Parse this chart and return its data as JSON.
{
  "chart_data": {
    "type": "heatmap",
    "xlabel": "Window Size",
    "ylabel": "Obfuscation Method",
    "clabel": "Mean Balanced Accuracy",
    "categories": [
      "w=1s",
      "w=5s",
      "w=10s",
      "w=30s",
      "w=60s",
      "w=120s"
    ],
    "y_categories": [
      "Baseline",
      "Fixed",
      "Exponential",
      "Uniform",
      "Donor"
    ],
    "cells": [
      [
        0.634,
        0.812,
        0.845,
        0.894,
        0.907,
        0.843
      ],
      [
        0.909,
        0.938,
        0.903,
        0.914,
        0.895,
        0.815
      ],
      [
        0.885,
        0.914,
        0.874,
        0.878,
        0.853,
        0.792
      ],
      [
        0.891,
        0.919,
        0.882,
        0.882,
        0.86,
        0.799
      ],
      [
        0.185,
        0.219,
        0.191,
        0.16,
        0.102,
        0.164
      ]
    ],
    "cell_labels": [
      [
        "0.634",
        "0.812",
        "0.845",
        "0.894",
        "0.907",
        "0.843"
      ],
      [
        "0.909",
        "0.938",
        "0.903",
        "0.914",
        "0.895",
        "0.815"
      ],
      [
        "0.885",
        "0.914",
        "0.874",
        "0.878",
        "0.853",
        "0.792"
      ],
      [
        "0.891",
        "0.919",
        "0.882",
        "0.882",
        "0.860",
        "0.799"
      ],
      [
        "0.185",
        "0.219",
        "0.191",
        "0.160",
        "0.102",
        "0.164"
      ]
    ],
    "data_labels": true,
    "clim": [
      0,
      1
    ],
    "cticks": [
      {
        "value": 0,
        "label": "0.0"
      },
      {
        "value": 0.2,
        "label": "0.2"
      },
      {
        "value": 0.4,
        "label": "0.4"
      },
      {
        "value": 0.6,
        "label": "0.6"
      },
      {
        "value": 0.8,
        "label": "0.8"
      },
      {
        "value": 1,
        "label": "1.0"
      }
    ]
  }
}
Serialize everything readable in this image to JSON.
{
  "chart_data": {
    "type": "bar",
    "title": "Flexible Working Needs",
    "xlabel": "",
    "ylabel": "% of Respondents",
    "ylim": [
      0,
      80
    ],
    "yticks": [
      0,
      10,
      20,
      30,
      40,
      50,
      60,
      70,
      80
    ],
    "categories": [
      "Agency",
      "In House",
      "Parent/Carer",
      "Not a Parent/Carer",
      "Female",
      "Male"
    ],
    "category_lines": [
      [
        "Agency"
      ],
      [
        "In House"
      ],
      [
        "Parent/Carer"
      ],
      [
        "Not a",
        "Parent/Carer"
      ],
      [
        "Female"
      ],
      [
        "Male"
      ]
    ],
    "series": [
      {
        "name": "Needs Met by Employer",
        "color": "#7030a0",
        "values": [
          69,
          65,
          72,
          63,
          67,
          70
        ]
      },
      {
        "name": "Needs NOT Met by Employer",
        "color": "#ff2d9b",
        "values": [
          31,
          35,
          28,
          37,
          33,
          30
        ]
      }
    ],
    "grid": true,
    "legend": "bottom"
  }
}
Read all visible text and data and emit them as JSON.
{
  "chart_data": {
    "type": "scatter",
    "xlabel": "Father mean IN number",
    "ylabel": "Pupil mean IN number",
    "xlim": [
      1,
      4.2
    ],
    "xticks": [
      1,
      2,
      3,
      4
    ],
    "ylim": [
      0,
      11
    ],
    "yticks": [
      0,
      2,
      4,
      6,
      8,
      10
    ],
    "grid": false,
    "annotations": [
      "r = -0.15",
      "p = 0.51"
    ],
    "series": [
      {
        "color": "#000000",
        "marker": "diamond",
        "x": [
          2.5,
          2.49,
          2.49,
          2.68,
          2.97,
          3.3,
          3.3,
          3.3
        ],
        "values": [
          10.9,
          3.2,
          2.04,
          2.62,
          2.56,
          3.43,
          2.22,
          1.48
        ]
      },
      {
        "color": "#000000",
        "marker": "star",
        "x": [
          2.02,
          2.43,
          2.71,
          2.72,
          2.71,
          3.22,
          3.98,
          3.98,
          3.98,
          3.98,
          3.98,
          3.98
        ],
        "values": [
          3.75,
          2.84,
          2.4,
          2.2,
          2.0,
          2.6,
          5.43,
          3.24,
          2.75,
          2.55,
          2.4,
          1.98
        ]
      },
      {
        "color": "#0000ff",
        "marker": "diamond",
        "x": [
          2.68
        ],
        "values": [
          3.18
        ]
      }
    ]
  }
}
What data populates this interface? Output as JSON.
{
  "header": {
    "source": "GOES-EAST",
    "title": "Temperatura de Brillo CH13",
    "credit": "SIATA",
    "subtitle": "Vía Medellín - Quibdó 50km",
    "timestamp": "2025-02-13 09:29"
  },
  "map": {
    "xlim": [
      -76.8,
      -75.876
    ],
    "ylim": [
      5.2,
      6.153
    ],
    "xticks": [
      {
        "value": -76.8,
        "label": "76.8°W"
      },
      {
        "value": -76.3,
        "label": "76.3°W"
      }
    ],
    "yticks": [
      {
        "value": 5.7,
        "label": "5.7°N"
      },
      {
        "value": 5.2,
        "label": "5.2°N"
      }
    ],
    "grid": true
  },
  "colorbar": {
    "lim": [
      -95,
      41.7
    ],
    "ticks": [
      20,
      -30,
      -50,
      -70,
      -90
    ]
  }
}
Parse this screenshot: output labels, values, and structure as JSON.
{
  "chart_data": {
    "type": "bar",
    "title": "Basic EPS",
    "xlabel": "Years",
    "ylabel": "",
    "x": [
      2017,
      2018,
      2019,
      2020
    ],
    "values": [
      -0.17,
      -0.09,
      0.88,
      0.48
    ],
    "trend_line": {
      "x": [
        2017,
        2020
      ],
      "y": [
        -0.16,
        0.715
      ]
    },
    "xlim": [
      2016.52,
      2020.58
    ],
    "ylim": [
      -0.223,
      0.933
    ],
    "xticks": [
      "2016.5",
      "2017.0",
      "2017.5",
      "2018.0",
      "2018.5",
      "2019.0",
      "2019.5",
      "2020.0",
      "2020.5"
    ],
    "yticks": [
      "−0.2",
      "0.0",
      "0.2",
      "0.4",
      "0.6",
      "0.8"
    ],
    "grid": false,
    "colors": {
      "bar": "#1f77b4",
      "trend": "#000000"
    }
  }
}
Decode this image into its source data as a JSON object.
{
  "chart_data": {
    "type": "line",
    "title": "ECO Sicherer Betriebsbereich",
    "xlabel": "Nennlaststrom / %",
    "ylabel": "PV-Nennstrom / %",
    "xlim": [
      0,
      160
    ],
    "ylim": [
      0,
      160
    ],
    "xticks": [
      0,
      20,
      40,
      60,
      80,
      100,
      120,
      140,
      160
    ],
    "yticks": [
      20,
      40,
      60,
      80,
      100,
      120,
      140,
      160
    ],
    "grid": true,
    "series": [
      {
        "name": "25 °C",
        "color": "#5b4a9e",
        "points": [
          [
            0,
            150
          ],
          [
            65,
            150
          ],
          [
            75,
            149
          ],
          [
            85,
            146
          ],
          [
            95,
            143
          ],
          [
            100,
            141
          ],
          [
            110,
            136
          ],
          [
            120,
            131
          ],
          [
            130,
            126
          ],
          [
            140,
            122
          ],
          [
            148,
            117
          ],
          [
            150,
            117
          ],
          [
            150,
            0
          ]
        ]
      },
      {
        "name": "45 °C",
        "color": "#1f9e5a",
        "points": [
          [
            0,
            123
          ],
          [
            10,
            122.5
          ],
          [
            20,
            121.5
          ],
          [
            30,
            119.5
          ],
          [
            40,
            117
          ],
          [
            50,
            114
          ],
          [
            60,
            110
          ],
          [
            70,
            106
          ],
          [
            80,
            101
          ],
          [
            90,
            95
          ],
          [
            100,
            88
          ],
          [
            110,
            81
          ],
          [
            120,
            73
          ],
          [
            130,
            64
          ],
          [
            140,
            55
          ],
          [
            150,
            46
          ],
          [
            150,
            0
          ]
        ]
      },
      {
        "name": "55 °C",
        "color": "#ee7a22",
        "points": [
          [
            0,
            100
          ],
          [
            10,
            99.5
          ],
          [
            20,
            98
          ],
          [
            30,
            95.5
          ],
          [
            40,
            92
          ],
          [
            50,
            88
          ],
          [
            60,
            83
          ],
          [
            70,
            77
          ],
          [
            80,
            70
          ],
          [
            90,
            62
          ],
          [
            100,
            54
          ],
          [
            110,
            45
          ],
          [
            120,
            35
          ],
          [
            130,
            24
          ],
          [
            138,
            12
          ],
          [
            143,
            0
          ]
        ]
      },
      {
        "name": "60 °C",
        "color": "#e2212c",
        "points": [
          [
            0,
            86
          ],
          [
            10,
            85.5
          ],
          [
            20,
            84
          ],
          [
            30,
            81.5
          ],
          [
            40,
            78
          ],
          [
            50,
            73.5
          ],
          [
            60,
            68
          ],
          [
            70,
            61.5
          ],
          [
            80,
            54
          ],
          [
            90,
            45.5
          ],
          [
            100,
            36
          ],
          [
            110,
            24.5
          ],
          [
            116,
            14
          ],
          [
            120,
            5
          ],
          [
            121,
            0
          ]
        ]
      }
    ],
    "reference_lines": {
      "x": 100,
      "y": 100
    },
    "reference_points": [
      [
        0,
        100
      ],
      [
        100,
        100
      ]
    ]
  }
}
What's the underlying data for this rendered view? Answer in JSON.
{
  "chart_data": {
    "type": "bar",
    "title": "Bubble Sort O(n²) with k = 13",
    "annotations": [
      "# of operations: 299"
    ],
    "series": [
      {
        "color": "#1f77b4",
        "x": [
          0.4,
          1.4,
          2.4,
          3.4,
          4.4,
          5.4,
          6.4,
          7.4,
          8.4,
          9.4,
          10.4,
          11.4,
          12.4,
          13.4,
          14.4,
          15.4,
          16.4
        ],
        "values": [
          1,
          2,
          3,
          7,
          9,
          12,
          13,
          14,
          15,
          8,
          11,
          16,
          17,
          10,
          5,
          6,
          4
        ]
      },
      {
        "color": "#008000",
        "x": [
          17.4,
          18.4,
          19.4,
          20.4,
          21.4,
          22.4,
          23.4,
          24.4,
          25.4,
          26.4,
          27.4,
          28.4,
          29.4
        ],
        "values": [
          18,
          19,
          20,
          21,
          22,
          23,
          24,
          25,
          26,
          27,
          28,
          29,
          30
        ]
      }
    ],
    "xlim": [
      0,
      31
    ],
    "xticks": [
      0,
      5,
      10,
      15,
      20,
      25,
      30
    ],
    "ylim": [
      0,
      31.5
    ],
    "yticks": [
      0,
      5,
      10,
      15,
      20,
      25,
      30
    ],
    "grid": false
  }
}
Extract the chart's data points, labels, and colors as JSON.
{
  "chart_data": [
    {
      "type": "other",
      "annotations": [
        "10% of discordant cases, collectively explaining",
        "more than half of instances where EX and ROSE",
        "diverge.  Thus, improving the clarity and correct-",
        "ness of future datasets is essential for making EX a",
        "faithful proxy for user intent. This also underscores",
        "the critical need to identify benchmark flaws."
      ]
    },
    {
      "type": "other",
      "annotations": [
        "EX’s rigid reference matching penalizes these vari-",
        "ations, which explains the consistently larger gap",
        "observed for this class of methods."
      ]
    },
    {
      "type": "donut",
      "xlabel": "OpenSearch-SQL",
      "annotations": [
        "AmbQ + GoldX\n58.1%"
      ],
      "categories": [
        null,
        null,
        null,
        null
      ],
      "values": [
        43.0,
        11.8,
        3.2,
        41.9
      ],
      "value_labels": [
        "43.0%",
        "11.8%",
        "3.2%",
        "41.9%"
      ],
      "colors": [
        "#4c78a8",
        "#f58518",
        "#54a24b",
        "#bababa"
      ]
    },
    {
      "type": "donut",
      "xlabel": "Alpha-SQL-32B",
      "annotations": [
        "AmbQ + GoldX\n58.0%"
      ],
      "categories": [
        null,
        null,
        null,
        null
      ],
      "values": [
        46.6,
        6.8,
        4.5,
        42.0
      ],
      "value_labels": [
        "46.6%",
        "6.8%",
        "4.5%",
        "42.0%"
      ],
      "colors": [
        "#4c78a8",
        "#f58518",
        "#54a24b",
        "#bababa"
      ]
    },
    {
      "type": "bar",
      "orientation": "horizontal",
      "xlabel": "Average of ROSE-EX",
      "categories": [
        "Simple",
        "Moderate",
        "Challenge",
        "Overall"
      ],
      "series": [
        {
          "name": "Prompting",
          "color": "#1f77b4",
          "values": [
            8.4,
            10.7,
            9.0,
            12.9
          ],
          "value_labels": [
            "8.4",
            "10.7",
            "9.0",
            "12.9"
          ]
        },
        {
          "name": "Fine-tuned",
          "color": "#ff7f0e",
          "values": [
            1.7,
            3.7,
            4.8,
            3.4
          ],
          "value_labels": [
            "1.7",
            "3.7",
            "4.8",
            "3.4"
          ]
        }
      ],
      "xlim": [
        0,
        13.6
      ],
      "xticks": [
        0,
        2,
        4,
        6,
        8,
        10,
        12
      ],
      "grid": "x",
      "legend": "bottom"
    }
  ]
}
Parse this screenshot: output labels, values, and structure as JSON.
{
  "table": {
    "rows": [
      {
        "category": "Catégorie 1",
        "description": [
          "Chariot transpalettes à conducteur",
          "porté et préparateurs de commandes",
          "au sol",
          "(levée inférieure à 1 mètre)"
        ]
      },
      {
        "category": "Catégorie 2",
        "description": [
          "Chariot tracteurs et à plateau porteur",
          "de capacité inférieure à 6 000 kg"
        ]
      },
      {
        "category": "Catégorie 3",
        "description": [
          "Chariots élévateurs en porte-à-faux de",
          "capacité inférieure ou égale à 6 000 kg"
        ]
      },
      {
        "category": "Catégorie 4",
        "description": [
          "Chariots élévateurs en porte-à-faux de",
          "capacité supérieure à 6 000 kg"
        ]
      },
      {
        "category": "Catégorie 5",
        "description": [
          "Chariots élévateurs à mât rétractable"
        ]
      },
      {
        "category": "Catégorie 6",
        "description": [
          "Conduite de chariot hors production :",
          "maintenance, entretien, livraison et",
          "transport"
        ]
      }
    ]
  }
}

·····

§ Aim of the task
Going through the records above, state how many lines carry "ROSE", with no other text.

§ The output
2